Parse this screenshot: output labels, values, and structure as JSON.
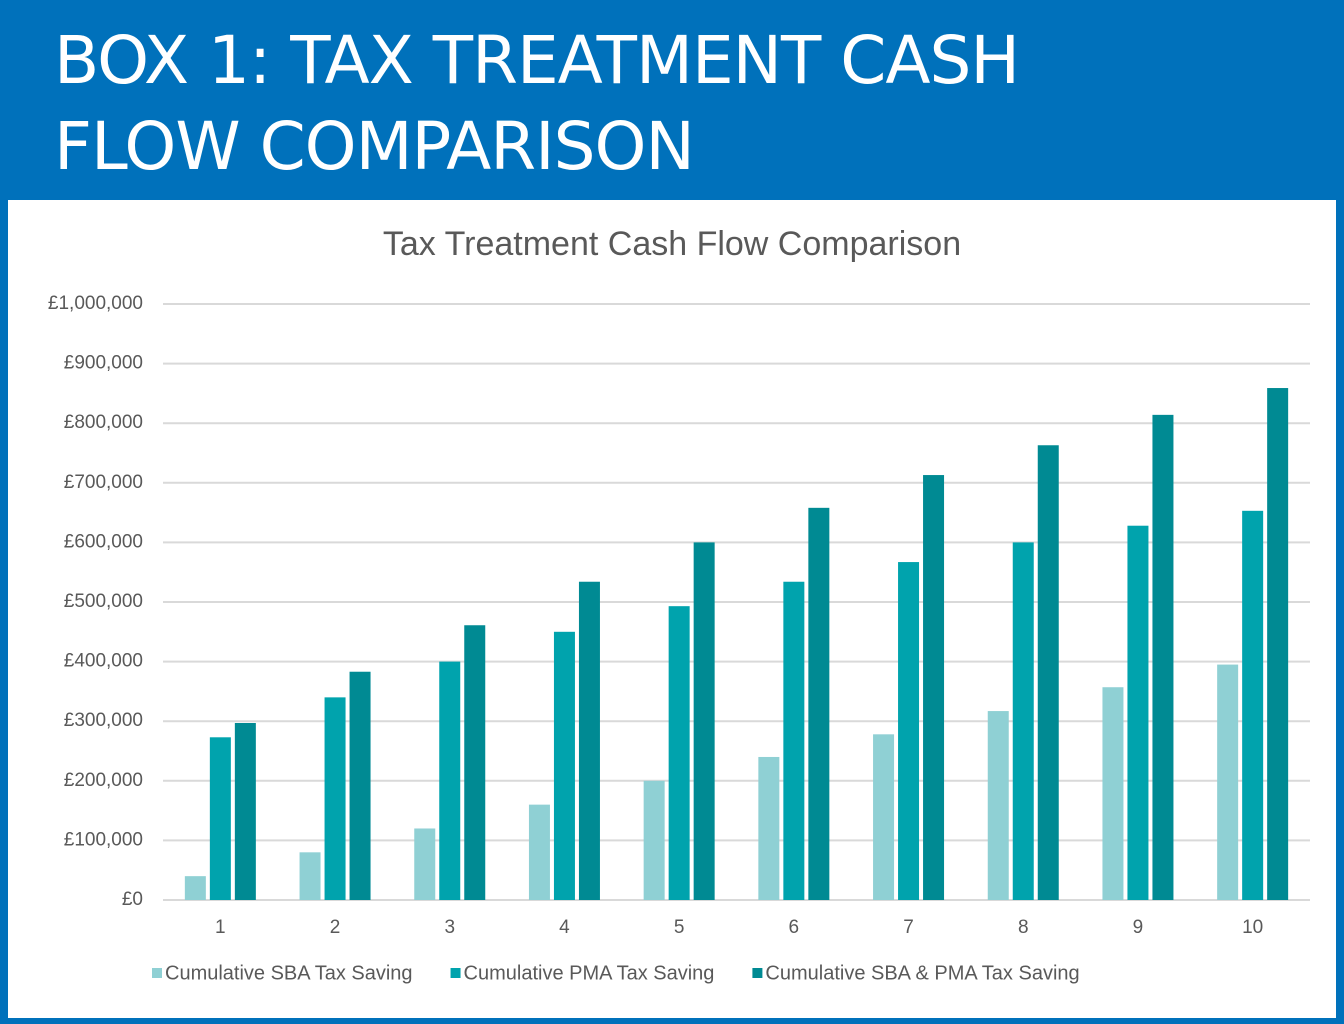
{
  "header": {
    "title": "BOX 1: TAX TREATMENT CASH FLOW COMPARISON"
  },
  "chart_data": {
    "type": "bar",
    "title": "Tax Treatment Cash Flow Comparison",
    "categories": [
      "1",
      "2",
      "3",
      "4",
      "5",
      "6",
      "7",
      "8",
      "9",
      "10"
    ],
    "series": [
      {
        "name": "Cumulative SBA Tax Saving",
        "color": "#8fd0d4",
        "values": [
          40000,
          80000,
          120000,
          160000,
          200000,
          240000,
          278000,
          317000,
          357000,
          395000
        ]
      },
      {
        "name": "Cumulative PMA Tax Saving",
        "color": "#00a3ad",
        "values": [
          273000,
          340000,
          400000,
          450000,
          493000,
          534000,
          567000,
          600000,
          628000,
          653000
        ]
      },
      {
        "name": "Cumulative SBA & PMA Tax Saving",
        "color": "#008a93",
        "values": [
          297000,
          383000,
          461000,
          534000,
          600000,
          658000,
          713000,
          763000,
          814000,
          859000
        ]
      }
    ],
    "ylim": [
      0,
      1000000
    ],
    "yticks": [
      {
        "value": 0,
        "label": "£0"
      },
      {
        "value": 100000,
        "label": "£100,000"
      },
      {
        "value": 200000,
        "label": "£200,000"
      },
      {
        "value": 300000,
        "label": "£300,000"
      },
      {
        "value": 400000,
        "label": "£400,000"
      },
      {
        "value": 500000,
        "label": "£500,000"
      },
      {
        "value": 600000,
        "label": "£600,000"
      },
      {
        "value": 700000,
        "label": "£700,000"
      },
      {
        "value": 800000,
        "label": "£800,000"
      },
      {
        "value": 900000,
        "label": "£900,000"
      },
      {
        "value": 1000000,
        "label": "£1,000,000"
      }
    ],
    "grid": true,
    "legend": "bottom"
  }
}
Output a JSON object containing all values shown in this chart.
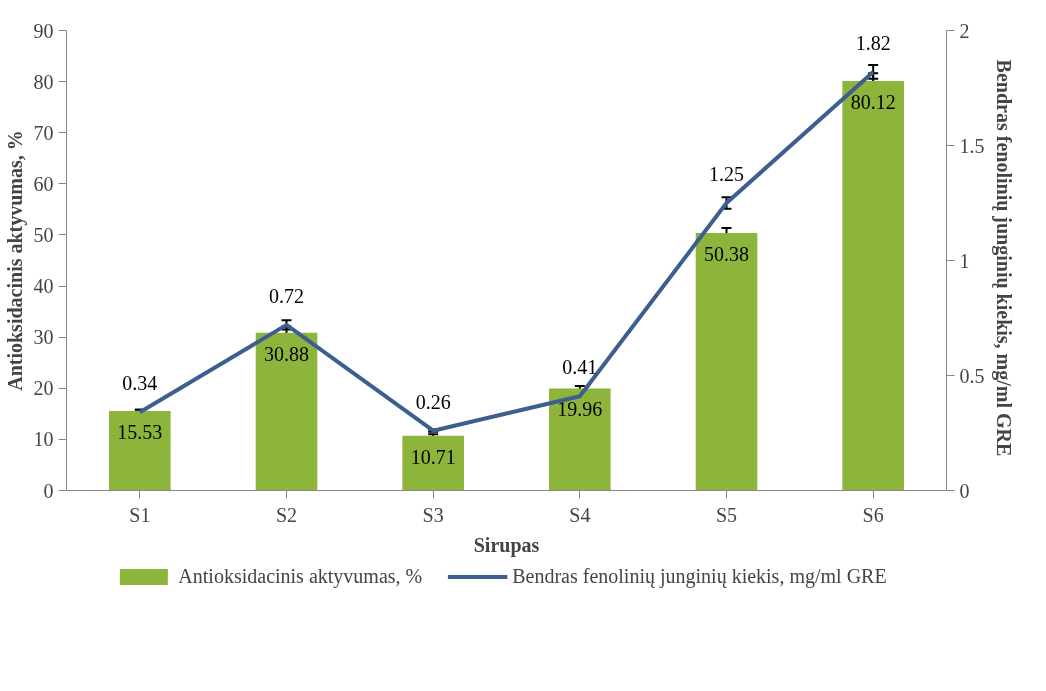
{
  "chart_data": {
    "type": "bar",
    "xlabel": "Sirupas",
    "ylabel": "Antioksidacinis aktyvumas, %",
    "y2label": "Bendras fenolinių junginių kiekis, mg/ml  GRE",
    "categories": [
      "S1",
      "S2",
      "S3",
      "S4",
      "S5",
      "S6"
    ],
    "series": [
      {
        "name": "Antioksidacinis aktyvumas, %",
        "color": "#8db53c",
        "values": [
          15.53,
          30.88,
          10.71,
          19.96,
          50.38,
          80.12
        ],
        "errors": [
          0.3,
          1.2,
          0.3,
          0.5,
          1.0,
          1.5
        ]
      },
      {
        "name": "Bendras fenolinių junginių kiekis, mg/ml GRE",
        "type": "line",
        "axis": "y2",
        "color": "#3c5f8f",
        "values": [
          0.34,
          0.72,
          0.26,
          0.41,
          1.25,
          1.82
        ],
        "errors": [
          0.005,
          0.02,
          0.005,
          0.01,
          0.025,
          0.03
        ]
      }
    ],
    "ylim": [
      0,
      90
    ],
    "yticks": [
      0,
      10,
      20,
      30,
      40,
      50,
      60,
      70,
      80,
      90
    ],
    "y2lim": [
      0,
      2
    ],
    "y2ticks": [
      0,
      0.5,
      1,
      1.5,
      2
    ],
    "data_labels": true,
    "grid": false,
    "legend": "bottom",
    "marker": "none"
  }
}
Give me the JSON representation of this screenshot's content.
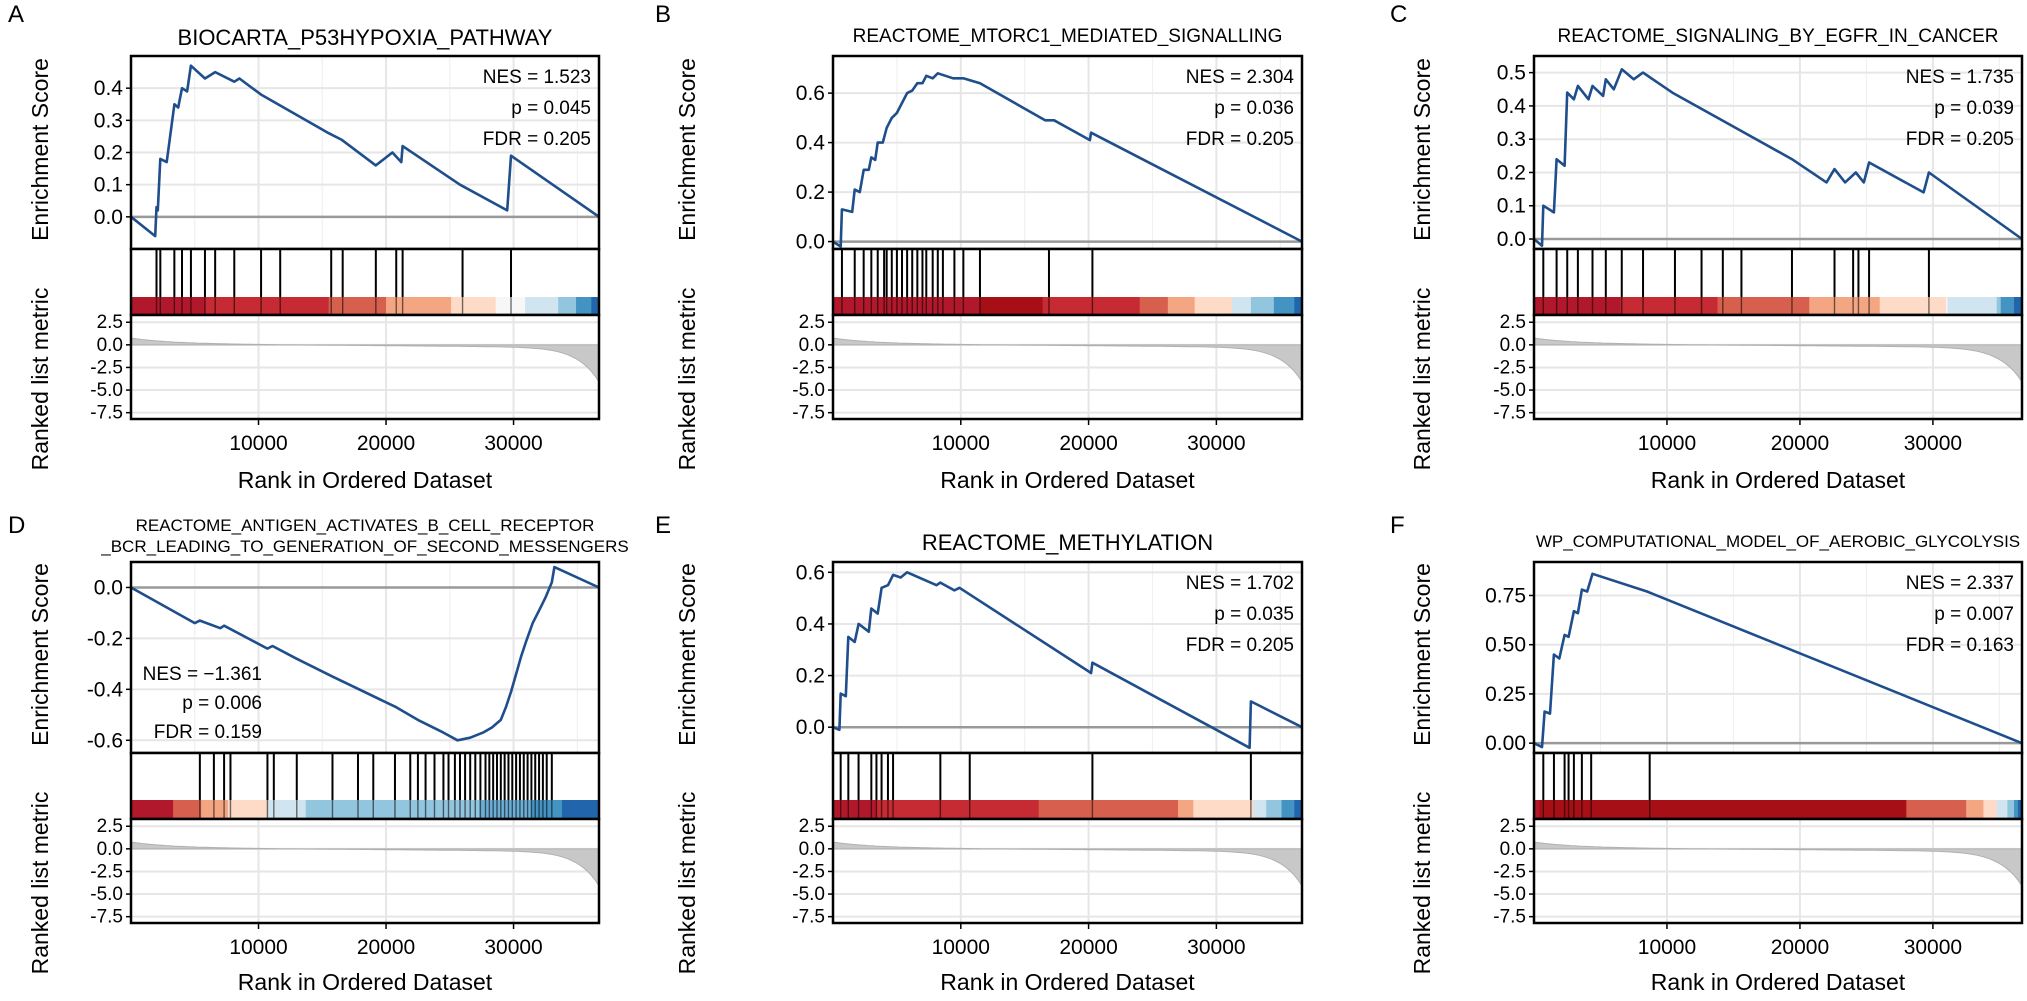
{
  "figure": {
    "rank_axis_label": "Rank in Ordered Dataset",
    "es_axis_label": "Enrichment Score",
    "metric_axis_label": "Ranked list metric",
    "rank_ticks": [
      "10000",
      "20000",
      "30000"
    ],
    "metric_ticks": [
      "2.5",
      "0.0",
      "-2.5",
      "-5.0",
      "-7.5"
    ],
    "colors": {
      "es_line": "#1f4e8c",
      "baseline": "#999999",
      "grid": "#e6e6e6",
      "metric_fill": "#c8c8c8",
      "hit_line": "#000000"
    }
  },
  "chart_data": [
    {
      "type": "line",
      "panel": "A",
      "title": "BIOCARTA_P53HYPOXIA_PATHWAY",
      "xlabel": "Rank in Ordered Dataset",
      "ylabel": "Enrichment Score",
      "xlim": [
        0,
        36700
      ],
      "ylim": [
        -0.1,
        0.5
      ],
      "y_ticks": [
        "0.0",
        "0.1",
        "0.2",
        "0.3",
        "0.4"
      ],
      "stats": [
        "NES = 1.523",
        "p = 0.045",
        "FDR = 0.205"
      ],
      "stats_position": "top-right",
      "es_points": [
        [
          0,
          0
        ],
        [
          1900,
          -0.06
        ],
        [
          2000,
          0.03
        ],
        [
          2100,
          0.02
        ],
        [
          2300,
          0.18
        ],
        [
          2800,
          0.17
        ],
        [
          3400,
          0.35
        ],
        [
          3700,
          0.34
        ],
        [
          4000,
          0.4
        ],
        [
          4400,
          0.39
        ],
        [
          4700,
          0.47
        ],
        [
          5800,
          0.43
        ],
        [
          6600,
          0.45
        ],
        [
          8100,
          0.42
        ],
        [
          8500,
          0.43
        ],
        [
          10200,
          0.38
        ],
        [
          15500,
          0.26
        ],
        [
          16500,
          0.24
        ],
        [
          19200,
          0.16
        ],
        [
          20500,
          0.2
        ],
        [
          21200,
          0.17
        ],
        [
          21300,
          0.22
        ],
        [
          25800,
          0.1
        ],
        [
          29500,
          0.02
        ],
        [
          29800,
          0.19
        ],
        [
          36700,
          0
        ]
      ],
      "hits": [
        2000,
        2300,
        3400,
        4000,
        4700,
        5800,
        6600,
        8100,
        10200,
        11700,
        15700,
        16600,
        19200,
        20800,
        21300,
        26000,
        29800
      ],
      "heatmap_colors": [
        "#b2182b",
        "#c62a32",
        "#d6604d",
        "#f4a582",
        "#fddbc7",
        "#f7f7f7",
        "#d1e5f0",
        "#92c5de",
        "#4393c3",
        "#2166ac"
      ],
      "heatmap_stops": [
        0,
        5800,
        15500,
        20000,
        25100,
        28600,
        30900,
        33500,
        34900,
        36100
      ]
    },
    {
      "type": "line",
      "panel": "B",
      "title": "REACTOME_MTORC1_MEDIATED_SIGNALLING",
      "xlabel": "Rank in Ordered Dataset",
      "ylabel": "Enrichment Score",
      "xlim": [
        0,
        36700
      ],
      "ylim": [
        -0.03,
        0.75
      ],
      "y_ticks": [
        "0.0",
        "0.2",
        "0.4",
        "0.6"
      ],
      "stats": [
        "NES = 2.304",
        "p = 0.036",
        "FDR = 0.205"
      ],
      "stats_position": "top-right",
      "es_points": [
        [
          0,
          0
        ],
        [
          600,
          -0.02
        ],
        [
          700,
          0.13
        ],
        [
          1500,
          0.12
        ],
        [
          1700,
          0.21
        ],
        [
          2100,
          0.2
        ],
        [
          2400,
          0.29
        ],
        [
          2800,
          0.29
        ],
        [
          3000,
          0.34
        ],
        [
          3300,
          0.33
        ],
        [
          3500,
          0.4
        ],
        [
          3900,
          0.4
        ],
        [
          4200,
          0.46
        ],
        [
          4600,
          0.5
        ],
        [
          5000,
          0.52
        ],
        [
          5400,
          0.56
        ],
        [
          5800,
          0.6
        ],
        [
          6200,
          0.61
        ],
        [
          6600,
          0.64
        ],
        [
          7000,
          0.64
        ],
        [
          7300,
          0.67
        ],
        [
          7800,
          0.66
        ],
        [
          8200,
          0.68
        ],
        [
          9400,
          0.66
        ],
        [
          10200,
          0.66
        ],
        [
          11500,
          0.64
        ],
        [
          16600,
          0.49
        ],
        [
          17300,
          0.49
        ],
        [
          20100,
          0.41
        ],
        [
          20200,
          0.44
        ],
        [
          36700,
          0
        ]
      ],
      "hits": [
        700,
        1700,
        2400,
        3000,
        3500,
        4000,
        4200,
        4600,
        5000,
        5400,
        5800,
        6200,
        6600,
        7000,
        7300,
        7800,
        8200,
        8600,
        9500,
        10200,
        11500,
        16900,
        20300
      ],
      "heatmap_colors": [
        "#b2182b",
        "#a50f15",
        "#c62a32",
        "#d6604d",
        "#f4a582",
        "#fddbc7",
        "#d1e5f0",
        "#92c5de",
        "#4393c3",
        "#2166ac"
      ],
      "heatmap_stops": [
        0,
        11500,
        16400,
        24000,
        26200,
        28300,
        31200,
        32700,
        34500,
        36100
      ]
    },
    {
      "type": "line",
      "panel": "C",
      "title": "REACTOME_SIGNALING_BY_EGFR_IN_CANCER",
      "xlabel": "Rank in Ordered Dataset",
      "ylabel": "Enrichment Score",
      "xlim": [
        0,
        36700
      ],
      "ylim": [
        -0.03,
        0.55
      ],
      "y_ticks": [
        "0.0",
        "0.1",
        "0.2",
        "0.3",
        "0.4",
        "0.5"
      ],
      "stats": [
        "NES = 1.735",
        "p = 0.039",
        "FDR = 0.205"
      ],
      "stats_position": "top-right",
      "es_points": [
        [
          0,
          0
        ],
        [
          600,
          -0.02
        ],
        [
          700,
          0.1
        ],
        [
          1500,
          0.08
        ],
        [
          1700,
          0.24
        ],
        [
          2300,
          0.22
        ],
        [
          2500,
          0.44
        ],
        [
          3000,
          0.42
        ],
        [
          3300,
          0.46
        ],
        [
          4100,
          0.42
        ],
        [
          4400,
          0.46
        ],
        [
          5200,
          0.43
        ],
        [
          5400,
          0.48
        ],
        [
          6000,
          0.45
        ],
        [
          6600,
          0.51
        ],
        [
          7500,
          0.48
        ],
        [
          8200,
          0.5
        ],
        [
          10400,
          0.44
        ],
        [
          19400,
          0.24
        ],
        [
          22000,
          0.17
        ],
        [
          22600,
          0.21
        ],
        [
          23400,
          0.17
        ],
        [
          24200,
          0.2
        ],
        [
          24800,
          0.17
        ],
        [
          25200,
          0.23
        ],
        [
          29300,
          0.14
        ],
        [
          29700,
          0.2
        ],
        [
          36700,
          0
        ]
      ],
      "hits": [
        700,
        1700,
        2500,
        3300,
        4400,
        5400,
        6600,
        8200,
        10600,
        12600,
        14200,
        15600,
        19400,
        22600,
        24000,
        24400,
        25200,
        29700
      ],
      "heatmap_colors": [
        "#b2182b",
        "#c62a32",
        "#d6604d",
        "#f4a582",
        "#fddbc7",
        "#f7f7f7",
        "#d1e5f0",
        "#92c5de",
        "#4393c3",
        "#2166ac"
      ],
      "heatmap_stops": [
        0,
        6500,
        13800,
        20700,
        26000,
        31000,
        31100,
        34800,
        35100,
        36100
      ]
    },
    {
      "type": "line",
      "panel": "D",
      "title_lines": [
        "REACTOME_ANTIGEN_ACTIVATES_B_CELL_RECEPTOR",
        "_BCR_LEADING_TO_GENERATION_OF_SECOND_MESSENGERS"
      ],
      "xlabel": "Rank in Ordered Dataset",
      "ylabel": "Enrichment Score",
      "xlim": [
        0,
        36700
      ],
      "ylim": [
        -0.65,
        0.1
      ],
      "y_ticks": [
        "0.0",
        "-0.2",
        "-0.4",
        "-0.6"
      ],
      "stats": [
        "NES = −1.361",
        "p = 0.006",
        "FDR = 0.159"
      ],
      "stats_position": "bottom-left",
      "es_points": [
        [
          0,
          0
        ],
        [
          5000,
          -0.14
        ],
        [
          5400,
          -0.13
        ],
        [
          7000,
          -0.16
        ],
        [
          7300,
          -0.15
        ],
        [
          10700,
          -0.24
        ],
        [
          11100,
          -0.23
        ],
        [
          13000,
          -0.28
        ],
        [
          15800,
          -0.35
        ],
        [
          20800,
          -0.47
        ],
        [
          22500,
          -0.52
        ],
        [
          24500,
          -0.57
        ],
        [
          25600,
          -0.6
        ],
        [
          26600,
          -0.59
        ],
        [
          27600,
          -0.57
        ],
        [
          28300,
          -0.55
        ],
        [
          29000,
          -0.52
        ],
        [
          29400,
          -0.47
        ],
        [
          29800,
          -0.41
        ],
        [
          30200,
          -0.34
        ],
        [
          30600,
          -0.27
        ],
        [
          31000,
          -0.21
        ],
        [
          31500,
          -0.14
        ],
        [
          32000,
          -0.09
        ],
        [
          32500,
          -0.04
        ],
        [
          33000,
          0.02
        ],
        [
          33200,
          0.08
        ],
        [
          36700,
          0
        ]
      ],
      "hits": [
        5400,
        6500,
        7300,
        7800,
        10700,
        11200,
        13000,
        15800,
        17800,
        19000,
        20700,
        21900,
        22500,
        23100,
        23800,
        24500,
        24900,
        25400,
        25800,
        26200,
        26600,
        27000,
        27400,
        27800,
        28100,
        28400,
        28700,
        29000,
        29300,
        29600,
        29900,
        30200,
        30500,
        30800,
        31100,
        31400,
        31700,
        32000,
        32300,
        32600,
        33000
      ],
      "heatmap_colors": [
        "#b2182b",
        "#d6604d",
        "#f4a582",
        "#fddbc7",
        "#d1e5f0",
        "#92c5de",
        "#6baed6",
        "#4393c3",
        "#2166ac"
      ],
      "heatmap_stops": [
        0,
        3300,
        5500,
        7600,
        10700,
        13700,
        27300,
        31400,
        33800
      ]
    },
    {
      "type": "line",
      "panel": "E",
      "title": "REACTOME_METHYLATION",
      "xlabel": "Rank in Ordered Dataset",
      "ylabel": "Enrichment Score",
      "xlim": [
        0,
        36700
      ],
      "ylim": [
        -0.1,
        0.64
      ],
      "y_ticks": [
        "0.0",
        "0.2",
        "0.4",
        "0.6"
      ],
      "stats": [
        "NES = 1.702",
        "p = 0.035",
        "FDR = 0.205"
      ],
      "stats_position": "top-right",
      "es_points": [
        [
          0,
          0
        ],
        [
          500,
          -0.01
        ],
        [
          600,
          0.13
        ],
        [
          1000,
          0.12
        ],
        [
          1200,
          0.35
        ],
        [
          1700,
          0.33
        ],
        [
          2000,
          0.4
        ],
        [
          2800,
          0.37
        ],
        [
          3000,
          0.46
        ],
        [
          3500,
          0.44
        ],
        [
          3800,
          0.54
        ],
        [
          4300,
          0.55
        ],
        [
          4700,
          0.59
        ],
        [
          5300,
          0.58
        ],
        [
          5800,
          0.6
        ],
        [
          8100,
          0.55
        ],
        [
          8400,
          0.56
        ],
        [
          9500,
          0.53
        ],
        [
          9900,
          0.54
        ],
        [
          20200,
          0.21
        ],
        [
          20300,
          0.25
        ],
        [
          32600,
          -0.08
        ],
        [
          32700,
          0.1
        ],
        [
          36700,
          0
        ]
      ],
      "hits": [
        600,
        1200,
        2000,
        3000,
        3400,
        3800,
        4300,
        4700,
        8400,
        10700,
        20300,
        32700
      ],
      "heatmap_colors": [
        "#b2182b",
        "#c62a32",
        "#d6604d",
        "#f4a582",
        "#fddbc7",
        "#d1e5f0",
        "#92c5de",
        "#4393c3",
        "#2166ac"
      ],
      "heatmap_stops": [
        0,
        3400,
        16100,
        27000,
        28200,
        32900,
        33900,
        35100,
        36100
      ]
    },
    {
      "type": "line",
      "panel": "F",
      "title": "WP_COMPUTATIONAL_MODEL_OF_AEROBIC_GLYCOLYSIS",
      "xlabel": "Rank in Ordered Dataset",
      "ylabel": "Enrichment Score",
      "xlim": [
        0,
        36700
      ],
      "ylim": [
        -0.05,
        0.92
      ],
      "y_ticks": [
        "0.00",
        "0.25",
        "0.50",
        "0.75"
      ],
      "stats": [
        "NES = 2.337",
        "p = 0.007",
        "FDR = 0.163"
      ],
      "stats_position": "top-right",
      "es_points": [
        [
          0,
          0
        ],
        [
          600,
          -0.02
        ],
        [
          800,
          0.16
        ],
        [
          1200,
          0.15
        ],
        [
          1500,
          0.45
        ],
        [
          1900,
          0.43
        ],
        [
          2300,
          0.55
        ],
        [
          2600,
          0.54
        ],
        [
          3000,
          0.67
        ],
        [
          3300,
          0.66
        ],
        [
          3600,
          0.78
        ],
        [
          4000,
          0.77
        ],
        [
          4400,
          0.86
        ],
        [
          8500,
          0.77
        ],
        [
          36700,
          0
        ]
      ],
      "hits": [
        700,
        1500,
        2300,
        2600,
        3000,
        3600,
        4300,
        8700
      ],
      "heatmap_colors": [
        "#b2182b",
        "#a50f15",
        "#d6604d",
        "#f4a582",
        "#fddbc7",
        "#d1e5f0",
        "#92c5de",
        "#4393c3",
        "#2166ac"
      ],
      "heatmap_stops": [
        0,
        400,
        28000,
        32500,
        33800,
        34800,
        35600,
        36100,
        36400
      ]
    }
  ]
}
====
● GIVEN PROBLEM: Collect the lines of the records that include the string "Antioksidacinis".

● TASK RESULT:
    "ylabel": "Antioksidacinis aktyvumas, %",
        "name": "Antioksidacinis aktyvumas, %",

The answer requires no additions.